:: MATERIALS PROVIDED ::
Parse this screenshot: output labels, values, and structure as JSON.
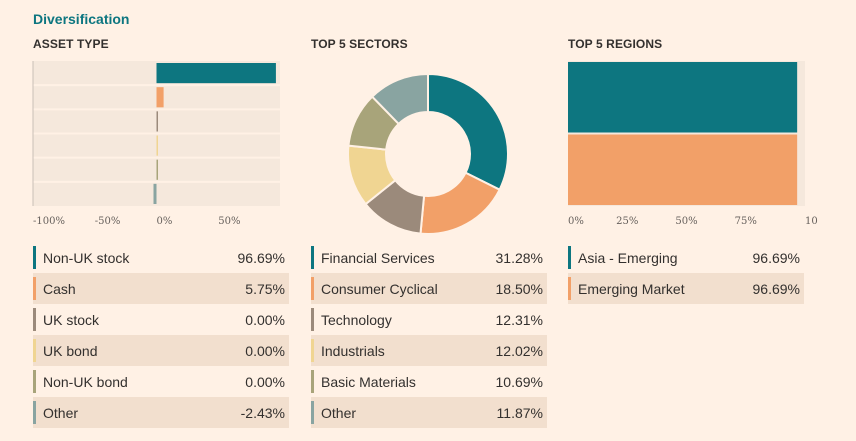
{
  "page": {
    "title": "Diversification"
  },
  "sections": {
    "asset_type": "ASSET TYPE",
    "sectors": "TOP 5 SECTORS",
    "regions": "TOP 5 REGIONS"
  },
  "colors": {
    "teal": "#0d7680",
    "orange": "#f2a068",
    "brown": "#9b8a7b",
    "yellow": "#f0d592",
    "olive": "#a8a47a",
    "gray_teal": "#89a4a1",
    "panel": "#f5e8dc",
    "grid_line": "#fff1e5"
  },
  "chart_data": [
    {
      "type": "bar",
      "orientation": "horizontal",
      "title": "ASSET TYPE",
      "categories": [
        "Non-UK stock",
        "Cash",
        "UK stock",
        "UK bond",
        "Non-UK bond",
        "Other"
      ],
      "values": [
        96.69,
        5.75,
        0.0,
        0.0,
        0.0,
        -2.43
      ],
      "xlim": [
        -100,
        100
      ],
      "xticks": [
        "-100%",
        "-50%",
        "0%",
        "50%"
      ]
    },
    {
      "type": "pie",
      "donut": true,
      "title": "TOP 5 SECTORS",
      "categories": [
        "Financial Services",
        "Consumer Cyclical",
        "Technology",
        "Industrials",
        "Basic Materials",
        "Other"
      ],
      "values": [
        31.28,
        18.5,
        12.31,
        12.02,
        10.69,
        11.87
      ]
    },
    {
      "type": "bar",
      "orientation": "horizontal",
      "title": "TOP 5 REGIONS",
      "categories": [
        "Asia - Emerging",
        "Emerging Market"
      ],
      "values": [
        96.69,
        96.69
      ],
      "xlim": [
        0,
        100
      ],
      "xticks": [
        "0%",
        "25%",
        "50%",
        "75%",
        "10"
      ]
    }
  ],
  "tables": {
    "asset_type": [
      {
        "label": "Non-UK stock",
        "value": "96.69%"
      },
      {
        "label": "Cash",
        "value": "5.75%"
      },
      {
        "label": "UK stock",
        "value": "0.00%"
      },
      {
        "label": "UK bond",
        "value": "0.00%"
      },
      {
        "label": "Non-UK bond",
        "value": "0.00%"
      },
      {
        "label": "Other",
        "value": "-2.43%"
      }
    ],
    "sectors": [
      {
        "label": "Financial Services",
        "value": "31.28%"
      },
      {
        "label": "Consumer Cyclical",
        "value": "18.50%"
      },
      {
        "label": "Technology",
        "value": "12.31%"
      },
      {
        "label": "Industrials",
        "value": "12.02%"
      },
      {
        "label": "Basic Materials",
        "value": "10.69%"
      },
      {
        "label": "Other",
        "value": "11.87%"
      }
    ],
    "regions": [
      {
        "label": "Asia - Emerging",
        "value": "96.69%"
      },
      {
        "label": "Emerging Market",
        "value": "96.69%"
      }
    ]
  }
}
:::
◆ SHORT TASK ◆
In your copy of the records, include no pictures; repeat everything else exactly.

◆ SOLVED PROBLEM ◆
Parse this screenshot: output labels, values, and structure as JSON.
{
  "page": {
    "title": "Diversification"
  },
  "sections": {
    "asset_type": "ASSET TYPE",
    "sectors": "TOP 5 SECTORS",
    "regions": "TOP 5 REGIONS"
  },
  "colors": {
    "teal": "#0d7680",
    "orange": "#f2a068",
    "brown": "#9b8a7b",
    "yellow": "#f0d592",
    "olive": "#a8a47a",
    "gray_teal": "#89a4a1",
    "panel": "#f5e8dc",
    "grid_line": "#fff1e5"
  },
  "chart_data": [
    {
      "type": "bar",
      "orientation": "horizontal",
      "title": "ASSET TYPE",
      "categories": [
        "Non-UK stock",
        "Cash",
        "UK stock",
        "UK bond",
        "Non-UK bond",
        "Other"
      ],
      "values": [
        96.69,
        5.75,
        0.0,
        0.0,
        0.0,
        -2.43
      ],
      "xlim": [
        -100,
        100
      ],
      "xticks": [
        "-100%",
        "-50%",
        "0%",
        "50%"
      ]
    },
    {
      "type": "pie",
      "donut": true,
      "title": "TOP 5 SECTORS",
      "categories": [
        "Financial Services",
        "Consumer Cyclical",
        "Technology",
        "Industrials",
        "Basic Materials",
        "Other"
      ],
      "values": [
        31.28,
        18.5,
        12.31,
        12.02,
        10.69,
        11.87
      ]
    },
    {
      "type": "bar",
      "orientation": "horizontal",
      "title": "TOP 5 REGIONS",
      "categories": [
        "Asia - Emerging",
        "Emerging Market"
      ],
      "values": [
        96.69,
        96.69
      ],
      "xlim": [
        0,
        100
      ],
      "xticks": [
        "0%",
        "25%",
        "50%",
        "75%",
        "10"
      ]
    }
  ],
  "tables": {
    "asset_type": [
      {
        "label": "Non-UK stock",
        "value": "96.69%"
      },
      {
        "label": "Cash",
        "value": "5.75%"
      },
      {
        "label": "UK stock",
        "value": "0.00%"
      },
      {
        "label": "UK bond",
        "value": "0.00%"
      },
      {
        "label": "Non-UK bond",
        "value": "0.00%"
      },
      {
        "label": "Other",
        "value": "-2.43%"
      }
    ],
    "sectors": [
      {
        "label": "Financial Services",
        "value": "31.28%"
      },
      {
        "label": "Consumer Cyclical",
        "value": "18.50%"
      },
      {
        "label": "Technology",
        "value": "12.31%"
      },
      {
        "label": "Industrials",
        "value": "12.02%"
      },
      {
        "label": "Basic Materials",
        "value": "10.69%"
      },
      {
        "label": "Other",
        "value": "11.87%"
      }
    ],
    "regions": [
      {
        "label": "Asia - Emerging",
        "value": "96.69%"
      },
      {
        "label": "Emerging Market",
        "value": "96.69%"
      }
    ]
  }
}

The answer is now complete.